Part of a data file:

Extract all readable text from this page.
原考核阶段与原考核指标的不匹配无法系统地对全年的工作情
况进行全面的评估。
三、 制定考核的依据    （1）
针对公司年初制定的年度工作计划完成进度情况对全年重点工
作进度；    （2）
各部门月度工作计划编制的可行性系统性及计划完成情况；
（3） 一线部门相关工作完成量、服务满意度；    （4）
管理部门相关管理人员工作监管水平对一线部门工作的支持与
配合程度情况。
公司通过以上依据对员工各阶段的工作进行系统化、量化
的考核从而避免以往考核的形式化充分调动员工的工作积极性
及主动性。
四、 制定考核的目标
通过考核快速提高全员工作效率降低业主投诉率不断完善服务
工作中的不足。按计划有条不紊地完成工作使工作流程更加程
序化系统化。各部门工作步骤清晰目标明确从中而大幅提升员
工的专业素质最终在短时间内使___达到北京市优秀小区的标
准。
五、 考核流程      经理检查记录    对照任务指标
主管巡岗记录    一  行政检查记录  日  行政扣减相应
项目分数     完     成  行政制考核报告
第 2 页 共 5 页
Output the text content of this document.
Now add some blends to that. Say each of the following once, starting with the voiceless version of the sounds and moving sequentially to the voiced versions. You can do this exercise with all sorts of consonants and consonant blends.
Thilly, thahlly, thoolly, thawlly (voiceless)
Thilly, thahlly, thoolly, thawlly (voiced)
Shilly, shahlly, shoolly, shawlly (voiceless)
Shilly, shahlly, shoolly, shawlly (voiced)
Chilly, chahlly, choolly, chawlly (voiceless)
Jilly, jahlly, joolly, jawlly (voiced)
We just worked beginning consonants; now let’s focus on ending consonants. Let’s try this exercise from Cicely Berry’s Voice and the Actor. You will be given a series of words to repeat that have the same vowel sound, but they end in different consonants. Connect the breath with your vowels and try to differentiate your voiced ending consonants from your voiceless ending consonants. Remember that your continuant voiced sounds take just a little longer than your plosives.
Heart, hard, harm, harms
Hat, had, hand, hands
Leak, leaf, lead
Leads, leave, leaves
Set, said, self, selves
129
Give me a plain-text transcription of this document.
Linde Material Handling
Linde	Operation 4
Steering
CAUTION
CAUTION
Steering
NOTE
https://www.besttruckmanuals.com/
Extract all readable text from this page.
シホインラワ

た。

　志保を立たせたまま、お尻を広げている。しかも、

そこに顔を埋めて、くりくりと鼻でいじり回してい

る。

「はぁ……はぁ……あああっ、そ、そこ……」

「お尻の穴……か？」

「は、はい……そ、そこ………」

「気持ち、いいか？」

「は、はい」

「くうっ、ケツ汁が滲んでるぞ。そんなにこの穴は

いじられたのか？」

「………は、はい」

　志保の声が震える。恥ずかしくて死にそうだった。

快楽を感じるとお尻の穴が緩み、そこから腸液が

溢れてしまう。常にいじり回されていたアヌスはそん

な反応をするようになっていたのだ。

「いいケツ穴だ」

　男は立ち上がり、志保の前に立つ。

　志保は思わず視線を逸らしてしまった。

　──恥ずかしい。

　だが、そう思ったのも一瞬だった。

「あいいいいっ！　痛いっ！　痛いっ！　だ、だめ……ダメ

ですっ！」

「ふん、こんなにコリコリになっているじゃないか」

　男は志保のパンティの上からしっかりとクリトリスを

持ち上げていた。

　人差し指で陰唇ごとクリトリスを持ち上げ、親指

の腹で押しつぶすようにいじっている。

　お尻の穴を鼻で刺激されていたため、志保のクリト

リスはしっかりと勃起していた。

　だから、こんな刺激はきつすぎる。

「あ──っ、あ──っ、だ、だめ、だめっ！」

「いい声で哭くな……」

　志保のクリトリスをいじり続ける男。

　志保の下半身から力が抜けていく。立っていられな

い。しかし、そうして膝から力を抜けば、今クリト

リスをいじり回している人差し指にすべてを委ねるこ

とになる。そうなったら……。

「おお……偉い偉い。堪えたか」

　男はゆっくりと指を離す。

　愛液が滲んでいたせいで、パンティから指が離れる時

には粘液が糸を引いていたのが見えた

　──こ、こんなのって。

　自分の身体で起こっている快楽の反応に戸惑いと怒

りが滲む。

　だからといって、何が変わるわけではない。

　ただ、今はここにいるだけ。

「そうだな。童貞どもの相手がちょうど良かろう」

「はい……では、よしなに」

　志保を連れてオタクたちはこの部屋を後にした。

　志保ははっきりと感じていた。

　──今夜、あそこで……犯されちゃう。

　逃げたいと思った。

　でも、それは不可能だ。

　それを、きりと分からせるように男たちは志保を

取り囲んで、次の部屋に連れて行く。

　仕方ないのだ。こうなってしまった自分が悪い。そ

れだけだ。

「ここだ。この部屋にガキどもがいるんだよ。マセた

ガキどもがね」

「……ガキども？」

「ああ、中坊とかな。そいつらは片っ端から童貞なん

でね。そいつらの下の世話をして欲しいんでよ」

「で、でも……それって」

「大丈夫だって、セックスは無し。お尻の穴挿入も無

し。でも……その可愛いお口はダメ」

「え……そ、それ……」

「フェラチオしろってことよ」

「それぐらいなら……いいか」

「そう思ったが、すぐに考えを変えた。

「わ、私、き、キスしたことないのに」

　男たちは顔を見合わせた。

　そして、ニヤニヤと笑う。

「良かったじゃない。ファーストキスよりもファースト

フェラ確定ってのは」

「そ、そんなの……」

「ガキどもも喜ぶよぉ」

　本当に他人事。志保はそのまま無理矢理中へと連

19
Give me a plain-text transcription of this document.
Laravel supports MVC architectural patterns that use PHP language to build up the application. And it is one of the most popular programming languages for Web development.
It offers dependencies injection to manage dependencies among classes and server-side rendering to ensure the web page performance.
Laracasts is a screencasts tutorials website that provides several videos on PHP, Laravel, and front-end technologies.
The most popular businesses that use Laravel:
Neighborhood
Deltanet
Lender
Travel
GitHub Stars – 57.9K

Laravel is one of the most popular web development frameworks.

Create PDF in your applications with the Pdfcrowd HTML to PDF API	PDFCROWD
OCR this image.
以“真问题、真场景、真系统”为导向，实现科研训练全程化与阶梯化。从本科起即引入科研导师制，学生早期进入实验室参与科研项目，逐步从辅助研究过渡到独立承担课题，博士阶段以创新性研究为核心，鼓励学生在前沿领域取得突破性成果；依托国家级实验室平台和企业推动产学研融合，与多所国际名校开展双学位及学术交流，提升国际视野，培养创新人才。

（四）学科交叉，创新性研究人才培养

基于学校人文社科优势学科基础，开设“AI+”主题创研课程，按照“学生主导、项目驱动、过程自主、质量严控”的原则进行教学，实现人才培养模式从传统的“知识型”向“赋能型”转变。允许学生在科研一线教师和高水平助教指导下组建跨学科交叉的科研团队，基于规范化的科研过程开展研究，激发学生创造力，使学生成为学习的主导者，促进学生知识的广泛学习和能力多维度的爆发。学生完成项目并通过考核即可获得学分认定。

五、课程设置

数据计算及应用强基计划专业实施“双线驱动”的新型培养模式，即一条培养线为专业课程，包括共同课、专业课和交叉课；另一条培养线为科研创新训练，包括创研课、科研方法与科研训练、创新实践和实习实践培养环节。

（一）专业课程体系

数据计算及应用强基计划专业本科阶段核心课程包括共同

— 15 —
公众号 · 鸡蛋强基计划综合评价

## WHAT IS EXPECTED
Select and copy each line from the data that includes the word "Linde".

## THE COMPLETED TASK
Linde Material Handling
Linde	Operation 4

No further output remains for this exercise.